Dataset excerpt
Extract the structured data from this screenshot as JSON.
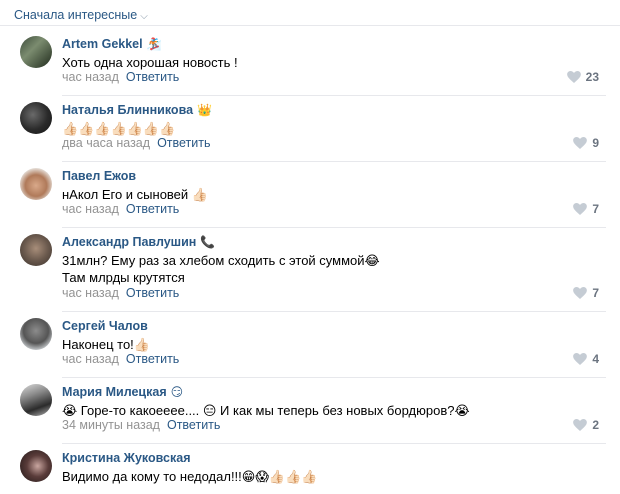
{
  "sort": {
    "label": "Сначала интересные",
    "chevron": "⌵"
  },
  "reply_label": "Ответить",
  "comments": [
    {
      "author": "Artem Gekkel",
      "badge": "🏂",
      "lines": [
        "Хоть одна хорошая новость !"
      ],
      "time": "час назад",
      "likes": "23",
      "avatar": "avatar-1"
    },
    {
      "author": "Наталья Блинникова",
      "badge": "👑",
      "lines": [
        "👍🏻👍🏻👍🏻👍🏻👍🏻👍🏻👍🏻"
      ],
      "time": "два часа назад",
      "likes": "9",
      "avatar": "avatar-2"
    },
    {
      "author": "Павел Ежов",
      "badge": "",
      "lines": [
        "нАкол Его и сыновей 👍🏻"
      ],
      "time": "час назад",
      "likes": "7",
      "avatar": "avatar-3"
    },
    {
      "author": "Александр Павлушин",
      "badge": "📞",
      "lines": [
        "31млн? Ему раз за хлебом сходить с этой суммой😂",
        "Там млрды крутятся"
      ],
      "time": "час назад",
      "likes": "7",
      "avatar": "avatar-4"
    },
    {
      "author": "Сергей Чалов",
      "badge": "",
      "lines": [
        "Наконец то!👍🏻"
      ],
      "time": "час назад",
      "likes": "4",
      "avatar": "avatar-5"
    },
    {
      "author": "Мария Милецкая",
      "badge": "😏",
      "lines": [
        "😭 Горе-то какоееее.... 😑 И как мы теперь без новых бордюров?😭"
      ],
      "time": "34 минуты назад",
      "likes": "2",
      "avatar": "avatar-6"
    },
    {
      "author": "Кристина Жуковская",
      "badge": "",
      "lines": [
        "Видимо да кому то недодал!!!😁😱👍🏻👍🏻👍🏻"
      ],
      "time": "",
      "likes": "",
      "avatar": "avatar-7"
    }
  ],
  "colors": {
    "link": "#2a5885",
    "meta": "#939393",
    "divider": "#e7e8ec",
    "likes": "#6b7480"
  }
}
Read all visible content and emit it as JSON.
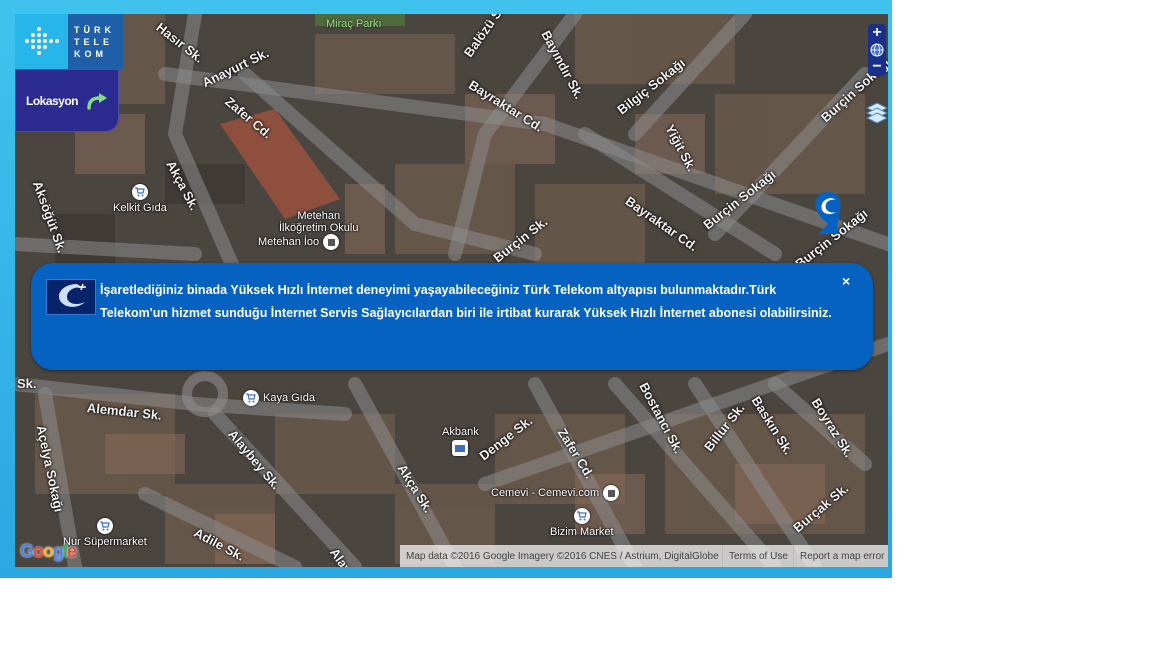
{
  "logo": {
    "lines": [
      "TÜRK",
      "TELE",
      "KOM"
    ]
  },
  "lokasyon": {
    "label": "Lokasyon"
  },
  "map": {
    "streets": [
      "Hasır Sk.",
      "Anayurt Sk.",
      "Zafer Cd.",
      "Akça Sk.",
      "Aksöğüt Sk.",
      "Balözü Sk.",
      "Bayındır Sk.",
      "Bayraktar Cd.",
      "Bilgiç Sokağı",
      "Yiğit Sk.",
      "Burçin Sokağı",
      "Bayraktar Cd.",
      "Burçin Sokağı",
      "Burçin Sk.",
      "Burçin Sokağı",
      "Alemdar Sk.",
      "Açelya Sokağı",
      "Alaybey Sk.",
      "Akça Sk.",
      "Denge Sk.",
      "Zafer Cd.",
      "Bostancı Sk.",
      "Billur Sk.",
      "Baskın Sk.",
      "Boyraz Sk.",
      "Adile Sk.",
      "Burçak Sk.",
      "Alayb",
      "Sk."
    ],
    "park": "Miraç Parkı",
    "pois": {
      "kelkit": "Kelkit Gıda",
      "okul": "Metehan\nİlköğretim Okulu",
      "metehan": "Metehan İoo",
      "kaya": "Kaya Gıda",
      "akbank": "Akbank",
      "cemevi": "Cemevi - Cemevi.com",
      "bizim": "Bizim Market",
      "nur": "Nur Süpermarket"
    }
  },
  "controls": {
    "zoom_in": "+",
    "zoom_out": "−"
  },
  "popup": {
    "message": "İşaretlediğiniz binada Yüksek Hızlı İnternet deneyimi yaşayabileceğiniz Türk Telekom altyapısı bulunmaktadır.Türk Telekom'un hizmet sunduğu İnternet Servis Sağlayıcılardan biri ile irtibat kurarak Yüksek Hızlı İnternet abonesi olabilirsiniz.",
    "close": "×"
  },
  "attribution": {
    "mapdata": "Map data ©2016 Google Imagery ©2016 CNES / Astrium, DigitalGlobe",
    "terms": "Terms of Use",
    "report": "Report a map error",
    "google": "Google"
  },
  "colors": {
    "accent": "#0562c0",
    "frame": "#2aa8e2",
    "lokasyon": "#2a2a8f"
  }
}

## TASK DETAILS
Repeat each line of the records above exactly, but do not copy the pictures.

## CORRECT RESULT
Extract the structured data from this screenshot as JSON.
{
  "sort": {
    "label": "Сначала интересные",
    "chevron": "⌵"
  },
  "reply_label": "Ответить",
  "comments": [
    {
      "author": "Artem Gekkel",
      "badge": "🏂",
      "lines": [
        "Хоть одна хорошая новость !"
      ],
      "time": "час назад",
      "likes": "23",
      "avatar": "avatar-1"
    },
    {
      "author": "Наталья Блинникова",
      "badge": "👑",
      "lines": [
        "👍🏻👍🏻👍🏻👍🏻👍🏻👍🏻👍🏻"
      ],
      "time": "два часа назад",
      "likes": "9",
      "avatar": "avatar-2"
    },
    {
      "author": "Павел Ежов",
      "badge": "",
      "lines": [
        "нАкол Его и сыновей 👍🏻"
      ],
      "time": "час назад",
      "likes": "7",
      "avatar": "avatar-3"
    },
    {
      "author": "Александр Павлушин",
      "badge": "📞",
      "lines": [
        "31млн? Ему раз за хлебом сходить с этой суммой😂",
        "Там млрды крутятся"
      ],
      "time": "час назад",
      "likes": "7",
      "avatar": "avatar-4"
    },
    {
      "author": "Сергей Чалов",
      "badge": "",
      "lines": [
        "Наконец то!👍🏻"
      ],
      "time": "час назад",
      "likes": "4",
      "avatar": "avatar-5"
    },
    {
      "author": "Мария Милецкая",
      "badge": "😏",
      "lines": [
        "😭 Горе-то какоееее.... 😑 И как мы теперь без новых бордюров?😭"
      ],
      "time": "34 минуты назад",
      "likes": "2",
      "avatar": "avatar-6"
    },
    {
      "author": "Кристина Жуковская",
      "badge": "",
      "lines": [
        "Видимо да кому то недодал!!!😁😱👍🏻👍🏻👍🏻"
      ],
      "time": "",
      "likes": "",
      "avatar": "avatar-7"
    }
  ],
  "colors": {
    "link": "#2a5885",
    "meta": "#939393",
    "divider": "#e7e8ec",
    "likes": "#6b7480"
  }
}
Read all visible content and emit it as JSON.
{
  "logo": {
    "lines": [
      "TÜRK",
      "TELE",
      "KOM"
    ]
  },
  "lokasyon": {
    "label": "Lokasyon"
  },
  "map": {
    "streets": [
      "Hasır Sk.",
      "Anayurt Sk.",
      "Zafer Cd.",
      "Akça Sk.",
      "Aksöğüt Sk.",
      "Balözü Sk.",
      "Bayındır Sk.",
      "Bayraktar Cd.",
      "Bilgiç Sokağı",
      "Yiğit Sk.",
      "Burçin Sokağı",
      "Bayraktar Cd.",
      "Burçin Sokağı",
      "Burçin Sk.",
      "Burçin Sokağı",
      "Alemdar Sk.",
      "Açelya Sokağı",
      "Alaybey Sk.",
      "Akça Sk.",
      "Denge Sk.",
      "Zafer Cd.",
      "Bostancı Sk.",
      "Billur Sk.",
      "Baskın Sk.",
      "Boyraz Sk.",
      "Adile Sk.",
      "Burçak Sk.",
      "Alayb",
      "Sk."
    ],
    "park": "Miraç Parkı",
    "pois": {
      "kelkit": "Kelkit Gıda",
      "okul": "Metehan\nİlköğretim Okulu",
      "metehan": "Metehan İoo",
      "kaya": "Kaya Gıda",
      "akbank": "Akbank",
      "cemevi": "Cemevi - Cemevi.com",
      "bizim": "Bizim Market",
      "nur": "Nur Süpermarket"
    }
  },
  "controls": {
    "zoom_in": "+",
    "zoom_out": "−"
  },
  "popup": {
    "message": "İşaretlediğiniz binada Yüksek Hızlı İnternet deneyimi yaşayabileceğiniz Türk Telekom altyapısı bulunmaktadır.Türk Telekom'un hizmet sunduğu İnternet Servis Sağlayıcılardan biri ile irtibat kurarak Yüksek Hızlı İnternet abonesi olabilirsiniz.",
    "close": "×"
  },
  "attribution": {
    "mapdata": "Map data ©2016 Google Imagery ©2016 CNES / Astrium, DigitalGlobe",
    "terms": "Terms of Use",
    "report": "Report a map error",
    "google": "Google"
  },
  "colors": {
    "accent": "#0562c0",
    "frame": "#2aa8e2",
    "lokasyon": "#2a2a8f"
  }
}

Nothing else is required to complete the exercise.